begin Dataset rows

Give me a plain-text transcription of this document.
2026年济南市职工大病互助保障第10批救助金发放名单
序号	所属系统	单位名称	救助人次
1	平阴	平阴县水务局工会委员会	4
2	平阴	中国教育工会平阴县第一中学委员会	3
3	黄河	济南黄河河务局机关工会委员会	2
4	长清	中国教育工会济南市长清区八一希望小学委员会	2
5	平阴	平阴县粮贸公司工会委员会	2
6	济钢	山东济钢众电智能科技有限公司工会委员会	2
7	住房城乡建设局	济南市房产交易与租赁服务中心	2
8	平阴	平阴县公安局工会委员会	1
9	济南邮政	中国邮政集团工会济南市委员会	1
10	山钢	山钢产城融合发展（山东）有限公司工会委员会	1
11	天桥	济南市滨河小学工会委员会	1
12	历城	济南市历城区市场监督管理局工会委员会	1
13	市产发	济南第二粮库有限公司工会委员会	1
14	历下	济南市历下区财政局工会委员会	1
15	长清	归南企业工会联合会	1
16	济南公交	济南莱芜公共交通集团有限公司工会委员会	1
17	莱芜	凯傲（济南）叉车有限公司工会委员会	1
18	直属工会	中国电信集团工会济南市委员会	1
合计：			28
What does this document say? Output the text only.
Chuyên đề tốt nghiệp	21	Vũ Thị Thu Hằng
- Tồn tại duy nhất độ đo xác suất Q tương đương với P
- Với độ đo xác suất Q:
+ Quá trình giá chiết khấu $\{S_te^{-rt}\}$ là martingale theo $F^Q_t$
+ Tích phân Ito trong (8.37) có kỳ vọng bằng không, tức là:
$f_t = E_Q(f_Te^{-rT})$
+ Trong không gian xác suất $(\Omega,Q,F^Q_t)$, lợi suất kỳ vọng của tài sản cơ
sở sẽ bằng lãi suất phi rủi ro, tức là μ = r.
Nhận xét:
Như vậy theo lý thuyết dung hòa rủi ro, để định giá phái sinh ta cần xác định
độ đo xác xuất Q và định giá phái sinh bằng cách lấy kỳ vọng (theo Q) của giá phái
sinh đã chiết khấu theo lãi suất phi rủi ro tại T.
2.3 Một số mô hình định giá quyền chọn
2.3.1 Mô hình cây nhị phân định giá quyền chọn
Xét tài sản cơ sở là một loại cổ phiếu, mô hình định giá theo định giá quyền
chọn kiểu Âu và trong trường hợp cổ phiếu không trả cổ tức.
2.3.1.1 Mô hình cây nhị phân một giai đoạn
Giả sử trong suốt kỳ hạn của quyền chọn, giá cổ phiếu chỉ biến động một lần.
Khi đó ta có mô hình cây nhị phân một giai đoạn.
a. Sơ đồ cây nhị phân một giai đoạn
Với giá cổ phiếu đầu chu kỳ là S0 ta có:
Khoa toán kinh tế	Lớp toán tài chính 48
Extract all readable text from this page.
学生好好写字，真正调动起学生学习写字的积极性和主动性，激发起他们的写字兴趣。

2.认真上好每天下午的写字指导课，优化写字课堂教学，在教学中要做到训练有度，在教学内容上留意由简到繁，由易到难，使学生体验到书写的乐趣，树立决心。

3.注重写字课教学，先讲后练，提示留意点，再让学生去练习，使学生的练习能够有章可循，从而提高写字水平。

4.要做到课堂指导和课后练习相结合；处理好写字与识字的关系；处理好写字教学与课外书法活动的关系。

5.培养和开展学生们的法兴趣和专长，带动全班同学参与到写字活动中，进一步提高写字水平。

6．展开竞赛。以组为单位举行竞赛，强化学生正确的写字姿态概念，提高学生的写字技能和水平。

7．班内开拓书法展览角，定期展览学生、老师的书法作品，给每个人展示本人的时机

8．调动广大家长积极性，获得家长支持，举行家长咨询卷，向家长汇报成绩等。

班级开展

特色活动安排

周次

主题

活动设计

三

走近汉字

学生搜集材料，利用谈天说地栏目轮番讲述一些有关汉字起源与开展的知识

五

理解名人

end Dataset rows

[What you need to do]:
Give back the whole listing, word for word.

[Complete output]:
Give me a plain-text transcription of this document.
2026年济南市职工大病互助保障第10批救助金发放名单
序号	所属系统	单位名称	救助人次
1	平阴	平阴县水务局工会委员会	4
2	平阴	中国教育工会平阴县第一中学委员会	3
3	黄河	济南黄河河务局机关工会委员会	2
4	长清	中国教育工会济南市长清区八一希望小学委员会	2
5	平阴	平阴县粮贸公司工会委员会	2
6	济钢	山东济钢众电智能科技有限公司工会委员会	2
7	住房城乡建设局	济南市房产交易与租赁服务中心	2
8	平阴	平阴县公安局工会委员会	1
9	济南邮政	中国邮政集团工会济南市委员会	1
10	山钢	山钢产城融合发展（山东）有限公司工会委员会	1
11	天桥	济南市滨河小学工会委员会	1
12	历城	济南市历城区市场监督管理局工会委员会	1
13	市产发	济南第二粮库有限公司工会委员会	1
14	历下	济南市历下区财政局工会委员会	1
15	长清	归南企业工会联合会	1
16	济南公交	济南莱芜公共交通集团有限公司工会委员会	1
17	莱芜	凯傲（济南）叉车有限公司工会委员会	1
18	直属工会	中国电信集团工会济南市委员会	1
合计：			28
What does this document say? Output the text only.
Chuyên đề tốt nghiệp	21	Vũ Thị Thu Hằng
- Tồn tại duy nhất độ đo xác suất Q tương đương với P
- Với độ đo xác suất Q:
+ Quá trình giá chiết khấu $\{S_te^{-rt}\}$ là martingale theo $F^Q_t$
+ Tích phân Ito trong (8.37) có kỳ vọng bằng không, tức là:
$f_t = E_Q(f_Te^{-rT})$
+ Trong không gian xác suất $(\Omega,Q,F^Q_t)$, lợi suất kỳ vọng của tài sản cơ
sở sẽ bằng lãi suất phi rủi ro, tức là μ = r.
Nhận xét:
Như vậy theo lý thuyết dung hòa rủi ro, để định giá phái sinh ta cần xác định
độ đo xác xuất Q và định giá phái sinh bằng cách lấy kỳ vọng (theo Q) của giá phái
sinh đã chiết khấu theo lãi suất phi rủi ro tại T.
2.3 Một số mô hình định giá quyền chọn
2.3.1 Mô hình cây nhị phân định giá quyền chọn
Xét tài sản cơ sở là một loại cổ phiếu, mô hình định giá theo định giá quyền
chọn kiểu Âu và trong trường hợp cổ phiếu không trả cổ tức.
2.3.1.1 Mô hình cây nhị phân một giai đoạn
Giả sử trong suốt kỳ hạn của quyền chọn, giá cổ phiếu chỉ biến động một lần.
Khi đó ta có mô hình cây nhị phân một giai đoạn.
a. Sơ đồ cây nhị phân một giai đoạn
Với giá cổ phiếu đầu chu kỳ là S0 ta có:
Khoa toán kinh tế	Lớp toán tài chính 48
Extract all readable text from this page.
学生好好写字，真正调动起学生学习写字的积极性和主动性，激发起他们的写字兴趣。

2.认真上好每天下午的写字指导课，优化写字课堂教学，在教学中要做到训练有度，在教学内容上留意由简到繁，由易到难，使学生体验到书写的乐趣，树立决心。

3.注重写字课教学，先讲后练，提示留意点，再让学生去练习，使学生的练习能够有章可循，从而提高写字水平。

4.要做到课堂指导和课后练习相结合；处理好写字与识字的关系；处理好写字教学与课外书法活动的关系。

5.培养和开展学生们的法兴趣和专长，带动全班同学参与到写字活动中，进一步提高写字水平。

6．展开竞赛。以组为单位举行竞赛，强化学生正确的写字姿态概念，提高学生的写字技能和水平。

7．班内开拓书法展览角，定期展览学生、老师的书法作品，给每个人展示本人的时机

8．调动广大家长积极性，获得家长支持，举行家长咨询卷，向家长汇报成绩等。

班级开展

特色活动安排

周次

主题

活动设计

三

走近汉字

学生搜集材料，利用谈天说地栏目轮番讲述一些有关汉字起源与开展的知识

五

理解名人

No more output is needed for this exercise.